> [JOB] List all lines in the material below that contain "SynthEdit".

> [DATA PROVIDED]
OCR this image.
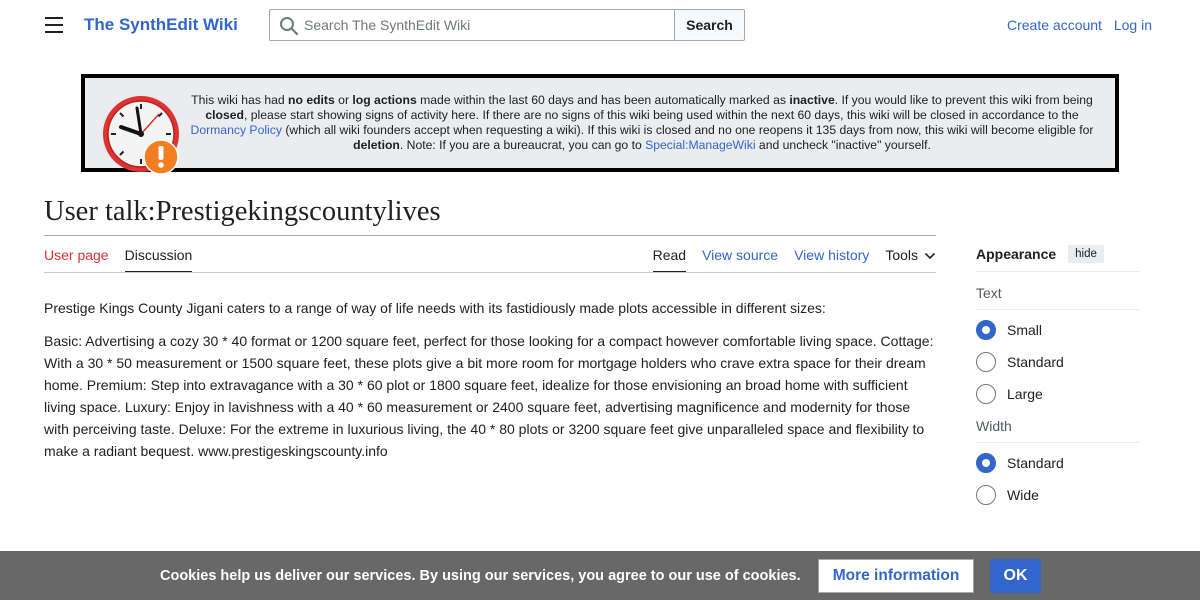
The SynthEdit Wiki
Search The SynthEdit Wiki	Search	Create account Log in
This wiki has had no edits or log actions made within the last 60 days and has been automatically marked as inactive. If you would like to prevent this wiki from being closed, please start showing signs of activity here. If there are no signs of this wiki being used within the next 60 days, this wiki will be closed in accordance to the Dormancy Policy (which all wiki founders accept when requesting a wiki). If this wiki is closed and no one reopens it 135 days from now, this wiki will become eligible for deletion. Note: If you are a bureaucrat, you can go to Special:ManageWiki and uncheck "inactive" yourself.
User talk:Prestigekingscountylives
User page Discussion	Read View source View history Tools

Prestige Kings County Jigani caters to a range of way of life needs with its fastidiously made plots accessible in different sizes:

Basic: Advertising a cozy 30 * 40 format or 1200 square feet, perfect for those looking for a compact however comfortable living space. Cottage: With a 30 * 50 measurement or 1500 square feet, these plots give a bit more room for mortgage holders who crave extra space for their dream home. Premium: Step into extravagance with a 30 * 60 plot or 1800 square feet, idealize for those envisioning an broad home with sufficient living space. Luxury: Enjoy in lavishness with a 40 * 60 measurement or 2400 square feet, advertising magnificence and modernity for those with perceiving taste. Deluxe: For the extreme in luxurious living, the 40 * 80 plots or 3200 square feet give unparalleled space and flexibility to make a radiant bequest. www.prestigeskingscounty.info

Appearance	hide
Text
Small
Standard
Large
Width
Standard
Wide
Cookies help us deliver our services. By using our services, you agree to our use of cookies.	More information	OK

> [SOLUTION TO THIS TASK]
The SynthEdit Wiki
Search The SynthEdit Wiki	Search	Create account Log in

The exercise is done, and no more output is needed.